__WORK REQUIRED__. Reproduce the material in full, exactly as written.

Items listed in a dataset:
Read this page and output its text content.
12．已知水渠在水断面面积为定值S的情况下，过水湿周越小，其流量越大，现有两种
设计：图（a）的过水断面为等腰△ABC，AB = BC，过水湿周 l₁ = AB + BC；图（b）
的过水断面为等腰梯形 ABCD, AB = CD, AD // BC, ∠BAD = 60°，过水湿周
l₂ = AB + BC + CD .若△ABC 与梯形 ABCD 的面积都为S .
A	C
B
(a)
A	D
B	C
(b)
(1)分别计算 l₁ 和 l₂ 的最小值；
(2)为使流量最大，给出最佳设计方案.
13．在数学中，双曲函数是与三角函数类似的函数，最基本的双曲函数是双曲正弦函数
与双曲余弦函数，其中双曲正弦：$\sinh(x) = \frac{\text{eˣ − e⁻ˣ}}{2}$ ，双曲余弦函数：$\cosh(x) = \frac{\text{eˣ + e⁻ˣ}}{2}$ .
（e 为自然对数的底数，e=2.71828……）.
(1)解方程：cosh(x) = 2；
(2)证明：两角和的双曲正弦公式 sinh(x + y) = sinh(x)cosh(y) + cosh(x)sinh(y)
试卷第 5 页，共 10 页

__TASK OUTPUT__.
Read this page and output its text content.
12．已知水渠在水断面面积为定值S的情况下，过水湿周越小，其流量越大，现有两种
设计：图（a）的过水断面为等腰△ABC，AB = BC，过水湿周 l₁ = AB + BC；图（b）
的过水断面为等腰梯形 ABCD, AB = CD, AD // BC, ∠BAD = 60°，过水湿周
l₂ = AB + BC + CD .若△ABC 与梯形 ABCD 的面积都为S .
A	C
B
(a)
A	D
B	C
(b)
(1)分别计算 l₁ 和 l₂ 的最小值；
(2)为使流量最大，给出最佳设计方案.
13．在数学中，双曲函数是与三角函数类似的函数，最基本的双曲函数是双曲正弦函数
与双曲余弦函数，其中双曲正弦：$\sinh(x) = \frac{\text{eˣ − e⁻ˣ}}{2}$ ，双曲余弦函数：$\cosh(x) = \frac{\text{eˣ + e⁻ˣ}}{2}$ .
（e 为自然对数的底数，e=2.71828……）.
(1)解方程：cosh(x) = 2；
(2)证明：两角和的双曲正弦公式 sinh(x + y) = sinh(x)cosh(y) + cosh(x)sinh(y)
试卷第 5 页，共 10 页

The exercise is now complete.